- **What you should do**
Reproduce every line of the items below without any changes, but leave out the pictures.

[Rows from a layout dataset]
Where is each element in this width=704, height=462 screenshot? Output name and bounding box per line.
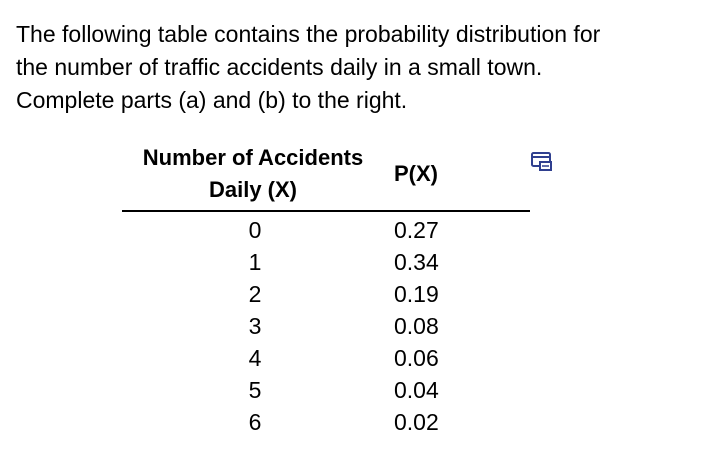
- table-row: [122, 406, 530, 438]
- problem-line-2: the number of traffic accidents daily in a small town.: [16, 54, 543, 80]
- table-row: [122, 310, 530, 342]
- accidents-value: 2: [248, 281, 262, 307]
- column-header-accidents-line-2: Daily (X): [208, 177, 298, 202]
- table-row: [122, 211, 530, 246]
- probability-value: 0.19: [394, 281, 439, 307]
- column-header-probability: P(X): [384, 142, 530, 211]
- accidents-value: 5: [248, 377, 262, 403]
- copy-to-clipboard-icon: [530, 148, 556, 174]
- probability-value: 0.06: [394, 345, 439, 371]
- table-row: [122, 342, 530, 374]
- probability-value: 0.08: [394, 313, 439, 339]
- probability-distribution-table: [122, 142, 530, 438]
- problem-line-1: The following table contains the probability distribution for: [16, 21, 601, 47]
- accidents-value: 6: [248, 409, 262, 435]
- copy-table-button[interactable]: [530, 148, 556, 174]
- column-header-accidents: [122, 142, 384, 211]
- problem-line-3: Complete parts (a) and (b) to the right.: [16, 87, 408, 113]
- table-row: [122, 278, 530, 310]
- accidents-value: 1: [248, 249, 262, 275]
- probability-value: 0.27: [394, 217, 439, 243]
- probability-value: 0.02: [394, 409, 439, 435]
- probability-value: 0.34: [394, 249, 439, 275]
- accidents-value: 0: [248, 217, 262, 243]
- column-header-accidents-line-1: Number of Accidents: [142, 145, 364, 170]
- accidents-value: 3: [248, 313, 262, 339]
- table-row: [122, 374, 530, 406]
- table-row: [122, 246, 530, 278]
- problem-statement: [16, 18, 696, 117]
- table-header-row: [122, 142, 530, 211]
- probability-value: 0.04: [394, 377, 439, 403]
- accidents-value: 4: [248, 345, 262, 371]
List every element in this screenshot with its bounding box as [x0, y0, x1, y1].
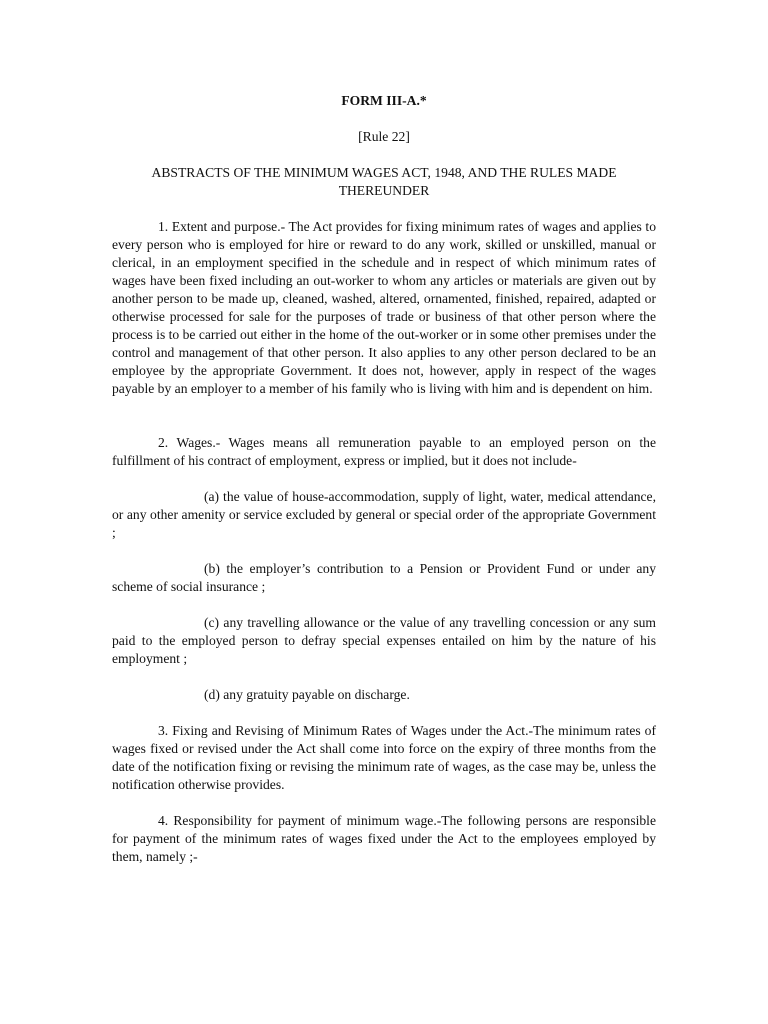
wages-exclusion-d: (d) any gratuity payable on discharge.: [204, 687, 410, 702]
paragraph-extent-and-purpose: 1. Extent and purpose.- The Act provides for fixing minimum rates of wages and applies to every person who is employed for hire or reward to do any work, skilled or unskilled, manual or clerical, in an employment specified in the schedule and in respect of which minimum rates of wages have been fixed including an out-worker to whom any articles or materials are given out by another person to be made up, cleaned, washed, altered, ornamented, finished, repaired, adapted or otherwise processed for sale for the purposes of trade or business of that other person where the process is to be carried out either in the home of the out-worker or in some other premises under the control and management of that other person. It also applies to any other person declared to be an employee by the appropriate Government. It does not, however, apply in respect of the wages payable by an employer to a member of his family who is living with him and is dependent on him.: [112, 219, 656, 396]
document-heading: ABSTRACTS OF THE MINIMUM WAGES ACT, 1948, AND THE RULES MADE THEREUNDER: [151, 165, 617, 198]
paragraph-wages: 2. Wages.- Wages means all remuneration payable to an employed person on the fulfillment of his contract of employment, express or implied, but it does not include-: [112, 435, 656, 468]
wages-exclusion-a: (a) the value of house-accommodation, supply of light, water, medical attendance, or any other amenity or service excluded by general or special order of the appropriate Government ;: [112, 489, 656, 540]
wages-exclusion-c: (c) any travelling allowance or the value of any travelling concession or any sum paid to the employed person to defray special expenses entailed on him by the nature of his employment ;: [112, 615, 656, 666]
wages-exclusion-b: (b) the employer’s contribution to a Pension or Provident Fund or under any scheme of social insurance ;: [112, 561, 656, 594]
form-title: FORM III-A.*: [341, 93, 427, 108]
paragraph-fixing-and-revising: 3. Fixing and Revising of Minimum Rates of Wages under the Act.-The minimum rates of wages fixed or revised under the Act shall come into force on the expiry of three months from the date of the notification fixing or revising the minimum rate of wages, as the case may be, unless the notification otherwise provides.: [112, 723, 656, 792]
paragraph-responsibility: 4. Responsibility for payment of minimum wage.-The following persons are responsible for payment of the minimum rates of wages fixed under the Act to the employees employed by them, namely ;-: [112, 813, 656, 864]
rule-reference: [Rule 22]: [358, 129, 410, 144]
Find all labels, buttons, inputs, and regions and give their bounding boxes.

- **The reply**
Where is each element in this width=704, height=462 screenshot? Output name and bounding box per line.
- table-row: [122, 406, 530, 438]
- problem-line-2: the number of traffic accidents daily in a small town.: [16, 54, 543, 80]
- table-row: [122, 310, 530, 342]
- accidents-value: 2: [248, 281, 262, 307]
- column-header-accidents-line-2: Daily (X): [208, 177, 298, 202]
- table-row: [122, 211, 530, 246]
- probability-value: 0.19: [394, 281, 439, 307]
- column-header-probability: P(X): [384, 142, 530, 211]
- accidents-value: 5: [248, 377, 262, 403]
- copy-to-clipboard-icon: [530, 148, 556, 174]
- probability-value: 0.06: [394, 345, 439, 371]
- table-row: [122, 342, 530, 374]
- probability-value: 0.08: [394, 313, 439, 339]
- probability-distribution-table: [122, 142, 530, 438]
- problem-line-1: The following table contains the probability distribution for: [16, 21, 601, 47]
- accidents-value: 6: [248, 409, 262, 435]
- copy-table-button[interactable]: [530, 148, 556, 174]
- column-header-accidents: [122, 142, 384, 211]
- problem-line-3: Complete parts (a) and (b) to the right.: [16, 87, 408, 113]
- table-row: [122, 278, 530, 310]
- accidents-value: 1: [248, 249, 262, 275]
- probability-value: 0.27: [394, 217, 439, 243]
- probability-value: 0.02: [394, 409, 439, 435]
- probability-value: 0.34: [394, 249, 439, 275]
- accidents-value: 0: [248, 217, 262, 243]
- column-header-accidents-line-1: Number of Accidents: [142, 145, 364, 170]
- accidents-value: 3: [248, 313, 262, 339]
- table-row: [122, 374, 530, 406]
- table-row: [122, 246, 530, 278]
- problem-statement: [16, 18, 696, 117]
- table-header-row: [122, 142, 530, 211]
- probability-value: 0.04: [394, 377, 439, 403]
- accidents-value: 4: [248, 345, 262, 371]
List every element in this screenshot with its bounding box as [x0, y0, x1, y1].
wages-exclusion-d: (d) any gratuity payable on discharge.: [204, 687, 410, 702]
paragraph-extent-and-purpose: 1. Extent and purpose.- The Act provides for fixing minimum rates of wages and applies to every person who is employed for hire or reward to do any work, skilled or unskilled, manual or clerical, in an employment specified in the schedule and in respect of which minimum rates of wages have been fixed including an out-worker to whom any articles or materials are given out by another person to be made up, cleaned, washed, altered, ornamented, finished, repaired, adapted or otherwise processed for sale for the purposes of trade or business of that other person where the process is to be carried out either in the home of the out-worker or in some other premises under the control and management of that other person. It also applies to any other person declared to be an employee by the appropriate Government. It does not, however, apply in respect of the wages payable by an employer to a member of his family who is living with him and is dependent on him.: [112, 219, 656, 396]
document-heading: ABSTRACTS OF THE MINIMUM WAGES ACT, 1948, AND THE RULES MADE THEREUNDER: [151, 165, 617, 198]
paragraph-wages: 2. Wages.- Wages means all remuneration payable to an employed person on the fulfillment of his contract of employment, express or implied, but it does not include-: [112, 435, 656, 468]
wages-exclusion-a: (a) the value of house-accommodation, supply of light, water, medical attendance, or any other amenity or service excluded by general or special order of the appropriate Government ;: [112, 489, 656, 540]
wages-exclusion-c: (c) any travelling allowance or the value of any travelling concession or any sum paid to the employed person to defray special expenses entailed on him by the nature of his employment ;: [112, 615, 656, 666]
wages-exclusion-b: (b) the employer’s contribution to a Pension or Provident Fund or under any scheme of social insurance ;: [112, 561, 656, 594]
form-title: FORM III-A.*: [341, 93, 427, 108]
paragraph-fixing-and-revising: 3. Fixing and Revising of Minimum Rates of Wages under the Act.-The minimum rates of wages fixed or revised under the Act shall come into force on the expiry of three months from the date of the notification fixing or revising the minimum rate of wages, as the case may be, unless the notification otherwise provides.: [112, 723, 656, 792]
paragraph-responsibility: 4. Responsibility for payment of minimum wage.-The following persons are responsible for payment of the minimum rates of wages fixed under the Act to the employees employed by them, namely ;-: [112, 813, 656, 864]
rule-reference: [Rule 22]: [358, 129, 410, 144]
Find all labels, buttons, inputs, and regions and give their bounding boxes.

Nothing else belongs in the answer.